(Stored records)
________

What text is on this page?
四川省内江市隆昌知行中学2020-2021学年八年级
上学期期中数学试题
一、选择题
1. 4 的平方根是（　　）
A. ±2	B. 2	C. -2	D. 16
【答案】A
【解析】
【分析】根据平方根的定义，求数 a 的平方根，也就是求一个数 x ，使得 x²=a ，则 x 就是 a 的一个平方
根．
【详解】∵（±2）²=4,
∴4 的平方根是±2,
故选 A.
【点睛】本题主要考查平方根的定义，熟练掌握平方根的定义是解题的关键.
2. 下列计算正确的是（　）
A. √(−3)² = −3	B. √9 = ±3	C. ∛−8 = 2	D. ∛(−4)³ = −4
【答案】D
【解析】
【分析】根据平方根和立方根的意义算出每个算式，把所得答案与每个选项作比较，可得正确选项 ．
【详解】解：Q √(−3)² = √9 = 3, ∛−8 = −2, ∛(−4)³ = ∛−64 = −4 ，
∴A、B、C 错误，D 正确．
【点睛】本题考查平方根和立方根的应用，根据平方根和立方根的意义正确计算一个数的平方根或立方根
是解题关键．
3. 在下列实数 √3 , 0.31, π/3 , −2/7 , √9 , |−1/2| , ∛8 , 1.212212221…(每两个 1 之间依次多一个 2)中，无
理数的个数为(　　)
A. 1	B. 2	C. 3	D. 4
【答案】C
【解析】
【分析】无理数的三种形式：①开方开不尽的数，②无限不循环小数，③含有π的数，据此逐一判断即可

________

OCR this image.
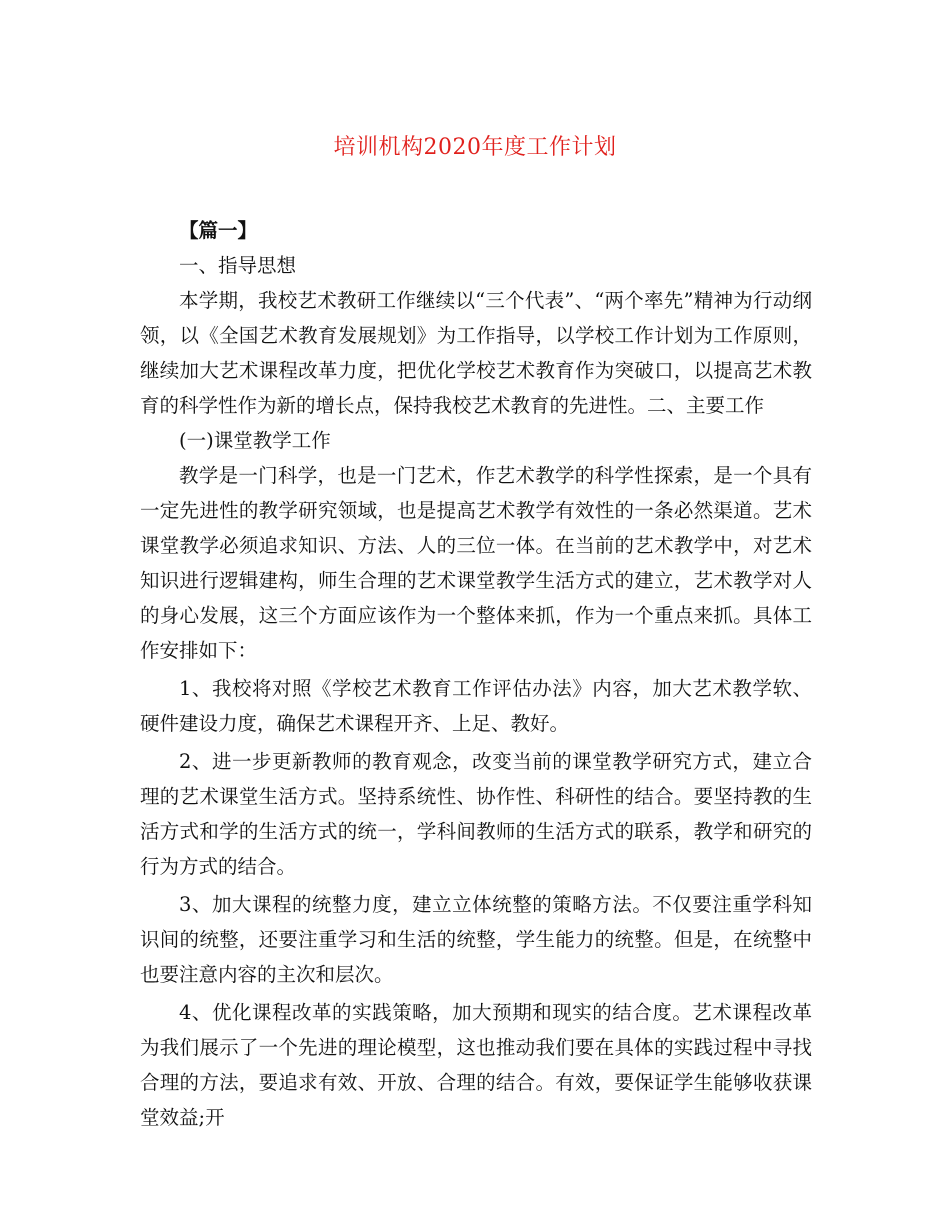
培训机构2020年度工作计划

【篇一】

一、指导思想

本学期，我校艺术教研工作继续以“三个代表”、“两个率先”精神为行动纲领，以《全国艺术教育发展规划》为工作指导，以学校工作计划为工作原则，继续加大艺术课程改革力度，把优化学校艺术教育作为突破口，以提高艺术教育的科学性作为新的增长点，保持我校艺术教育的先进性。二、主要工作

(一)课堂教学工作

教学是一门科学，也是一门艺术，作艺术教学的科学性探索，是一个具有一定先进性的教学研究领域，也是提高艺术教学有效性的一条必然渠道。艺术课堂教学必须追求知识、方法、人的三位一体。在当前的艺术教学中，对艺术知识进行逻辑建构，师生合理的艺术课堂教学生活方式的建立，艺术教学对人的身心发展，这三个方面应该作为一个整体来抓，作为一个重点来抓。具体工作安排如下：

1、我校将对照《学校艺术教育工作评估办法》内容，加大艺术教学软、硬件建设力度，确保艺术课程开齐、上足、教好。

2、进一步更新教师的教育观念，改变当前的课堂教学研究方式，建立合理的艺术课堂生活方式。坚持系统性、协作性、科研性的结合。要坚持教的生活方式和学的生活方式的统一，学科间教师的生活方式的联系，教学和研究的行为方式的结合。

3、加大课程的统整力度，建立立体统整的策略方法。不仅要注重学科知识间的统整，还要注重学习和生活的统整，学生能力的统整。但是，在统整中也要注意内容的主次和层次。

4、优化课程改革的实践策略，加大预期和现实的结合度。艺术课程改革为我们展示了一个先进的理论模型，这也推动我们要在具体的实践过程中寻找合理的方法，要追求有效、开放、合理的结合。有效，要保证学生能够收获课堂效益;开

________

• PROBLEM REQUIREMENTS:
Determine how many lines of the entries above carry the string "this", and give that number alone.

• RESPONSE BELOW:
2